● **Description of the task**:
Copy the stretch from the first line of the data through the line containing "y-tick-label: 1.0.E-09 — [108, 505, 200, 530]", reproducing every line unchanged and including both ends.
━━━━━━━━━━━━━━━━
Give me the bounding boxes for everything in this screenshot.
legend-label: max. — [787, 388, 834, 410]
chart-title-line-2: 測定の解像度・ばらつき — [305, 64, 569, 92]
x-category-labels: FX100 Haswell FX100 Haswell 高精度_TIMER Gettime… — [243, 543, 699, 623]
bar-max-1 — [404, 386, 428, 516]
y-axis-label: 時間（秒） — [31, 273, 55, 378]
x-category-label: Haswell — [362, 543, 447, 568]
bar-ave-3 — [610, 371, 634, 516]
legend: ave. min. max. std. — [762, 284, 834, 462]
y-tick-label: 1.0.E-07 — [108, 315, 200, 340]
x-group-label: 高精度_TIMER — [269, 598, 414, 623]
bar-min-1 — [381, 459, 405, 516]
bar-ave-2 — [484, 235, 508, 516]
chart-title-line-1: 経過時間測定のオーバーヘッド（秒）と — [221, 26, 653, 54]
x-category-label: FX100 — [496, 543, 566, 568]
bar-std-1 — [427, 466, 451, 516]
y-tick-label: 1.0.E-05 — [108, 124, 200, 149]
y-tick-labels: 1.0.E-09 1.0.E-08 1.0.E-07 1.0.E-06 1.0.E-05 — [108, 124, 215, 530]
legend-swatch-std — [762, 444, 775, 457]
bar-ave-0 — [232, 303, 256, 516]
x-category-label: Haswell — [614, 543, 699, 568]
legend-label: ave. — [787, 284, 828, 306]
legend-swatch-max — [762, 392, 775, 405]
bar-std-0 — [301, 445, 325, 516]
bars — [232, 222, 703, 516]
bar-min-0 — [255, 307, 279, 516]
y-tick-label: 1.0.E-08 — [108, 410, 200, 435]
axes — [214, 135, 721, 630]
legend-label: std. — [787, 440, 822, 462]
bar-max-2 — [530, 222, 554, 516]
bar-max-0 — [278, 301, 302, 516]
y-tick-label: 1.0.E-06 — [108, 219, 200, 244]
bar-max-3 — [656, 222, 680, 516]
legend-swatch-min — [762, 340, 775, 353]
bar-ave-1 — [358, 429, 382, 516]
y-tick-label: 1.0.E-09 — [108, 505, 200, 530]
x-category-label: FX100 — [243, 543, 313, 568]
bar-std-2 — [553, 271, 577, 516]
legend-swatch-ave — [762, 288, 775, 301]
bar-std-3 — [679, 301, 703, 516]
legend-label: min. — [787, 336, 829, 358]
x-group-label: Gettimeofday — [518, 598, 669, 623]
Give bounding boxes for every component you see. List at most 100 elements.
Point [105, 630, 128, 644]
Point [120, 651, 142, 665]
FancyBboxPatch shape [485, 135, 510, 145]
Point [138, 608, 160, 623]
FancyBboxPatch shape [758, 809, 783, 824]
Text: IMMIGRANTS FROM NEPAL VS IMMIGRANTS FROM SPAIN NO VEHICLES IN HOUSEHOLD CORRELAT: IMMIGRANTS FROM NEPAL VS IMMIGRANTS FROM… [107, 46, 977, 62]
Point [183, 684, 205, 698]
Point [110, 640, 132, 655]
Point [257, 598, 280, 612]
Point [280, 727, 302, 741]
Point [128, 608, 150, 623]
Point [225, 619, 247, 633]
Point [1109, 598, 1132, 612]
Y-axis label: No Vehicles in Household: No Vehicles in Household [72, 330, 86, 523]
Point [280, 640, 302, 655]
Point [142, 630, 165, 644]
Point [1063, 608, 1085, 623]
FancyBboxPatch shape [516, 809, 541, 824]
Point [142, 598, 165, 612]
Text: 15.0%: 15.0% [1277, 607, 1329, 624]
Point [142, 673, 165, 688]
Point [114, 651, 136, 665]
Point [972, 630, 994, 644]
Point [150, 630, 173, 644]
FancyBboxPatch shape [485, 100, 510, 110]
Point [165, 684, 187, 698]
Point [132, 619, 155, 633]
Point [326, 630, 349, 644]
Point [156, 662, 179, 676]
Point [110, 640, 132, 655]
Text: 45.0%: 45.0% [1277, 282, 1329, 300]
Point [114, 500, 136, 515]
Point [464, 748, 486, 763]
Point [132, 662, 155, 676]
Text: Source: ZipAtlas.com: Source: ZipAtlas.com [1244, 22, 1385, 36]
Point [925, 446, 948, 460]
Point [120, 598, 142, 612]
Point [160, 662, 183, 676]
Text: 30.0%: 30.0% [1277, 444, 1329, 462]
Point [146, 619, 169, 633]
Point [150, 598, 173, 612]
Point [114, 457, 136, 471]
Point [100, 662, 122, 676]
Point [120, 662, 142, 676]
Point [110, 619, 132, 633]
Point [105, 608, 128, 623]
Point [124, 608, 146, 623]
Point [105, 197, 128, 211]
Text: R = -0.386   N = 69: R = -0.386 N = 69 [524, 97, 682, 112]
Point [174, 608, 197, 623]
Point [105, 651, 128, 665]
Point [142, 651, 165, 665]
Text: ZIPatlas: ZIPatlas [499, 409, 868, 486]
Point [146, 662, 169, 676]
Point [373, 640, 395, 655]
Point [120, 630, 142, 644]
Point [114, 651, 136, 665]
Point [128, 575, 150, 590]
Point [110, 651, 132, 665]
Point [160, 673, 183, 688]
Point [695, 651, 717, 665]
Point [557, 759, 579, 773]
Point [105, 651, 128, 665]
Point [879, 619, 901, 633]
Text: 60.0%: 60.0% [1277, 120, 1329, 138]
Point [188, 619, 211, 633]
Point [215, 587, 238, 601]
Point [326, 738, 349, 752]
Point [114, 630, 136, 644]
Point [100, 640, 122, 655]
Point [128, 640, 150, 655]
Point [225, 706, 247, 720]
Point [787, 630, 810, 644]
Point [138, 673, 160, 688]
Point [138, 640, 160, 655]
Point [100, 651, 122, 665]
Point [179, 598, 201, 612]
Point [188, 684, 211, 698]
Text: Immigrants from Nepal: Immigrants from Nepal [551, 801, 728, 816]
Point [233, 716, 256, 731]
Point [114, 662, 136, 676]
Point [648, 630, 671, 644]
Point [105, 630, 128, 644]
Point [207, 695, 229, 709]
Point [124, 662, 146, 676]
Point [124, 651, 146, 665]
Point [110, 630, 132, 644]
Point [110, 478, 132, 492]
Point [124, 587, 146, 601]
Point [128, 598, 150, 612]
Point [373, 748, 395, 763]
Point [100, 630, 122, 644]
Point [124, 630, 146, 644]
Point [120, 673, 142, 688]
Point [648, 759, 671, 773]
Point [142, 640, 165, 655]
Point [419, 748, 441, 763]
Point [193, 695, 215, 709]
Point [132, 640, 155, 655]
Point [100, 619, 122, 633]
━━━━━━━━━━━━━━━━
● **Answer below**:
Give me the bounding boxes for everything in this screenshot.
legend-label: max. — [787, 388, 834, 410]
chart-title-line-2: 測定の解像度・ばらつき — [305, 64, 569, 92]
x-category-labels: FX100 Haswell FX100 Haswell 高精度_TIMER Gettime… — [243, 543, 699, 623]
bar-max-1 — [404, 386, 428, 516]
y-axis-label: 時間（秒） — [31, 273, 55, 378]
x-category-label: Haswell — [362, 543, 447, 568]
bar-ave-3 — [610, 371, 634, 516]
legend: ave. min. max. std. — [762, 284, 834, 462]
y-tick-label: 1.0.E-07 — [108, 315, 200, 340]
x-group-label: 高精度_TIMER — [269, 598, 414, 623]
bar-min-1 — [381, 459, 405, 516]
bar-ave-2 — [484, 235, 508, 516]
chart-title-line-1: 経過時間測定のオーバーヘッド（秒）と — [221, 26, 653, 54]
x-category-label: FX100 — [496, 543, 566, 568]
bar-std-1 — [427, 466, 451, 516]
y-tick-label: 1.0.E-05 — [108, 124, 200, 149]
y-tick-labels: 1.0.E-09 1.0.E-08 1.0.E-07 1.0.E-06 1.0.E-05 — [108, 124, 215, 530]
legend-swatch-std — [762, 444, 775, 457]
bar-ave-0 — [232, 303, 256, 516]
x-category-label: Haswell — [614, 543, 699, 568]
legend-label: ave. — [787, 284, 828, 306]
legend-swatch-max — [762, 392, 775, 405]
bar-std-0 — [301, 445, 325, 516]
bars — [232, 222, 703, 516]
bar-min-0 — [255, 307, 279, 516]
y-tick-label: 1.0.E-08 — [108, 410, 200, 435]
axes — [214, 135, 721, 630]
legend-label: std. — [787, 440, 822, 462]
bar-max-2 — [530, 222, 554, 516]
bar-max-0 — [278, 301, 302, 516]
y-tick-label: 1.0.E-06 — [108, 219, 200, 244]
bar-max-3 — [656, 222, 680, 516]
legend-swatch-min — [762, 340, 775, 353]
bar-ave-1 — [358, 429, 382, 516]
y-tick-label: 1.0.E-09 — [108, 505, 200, 530]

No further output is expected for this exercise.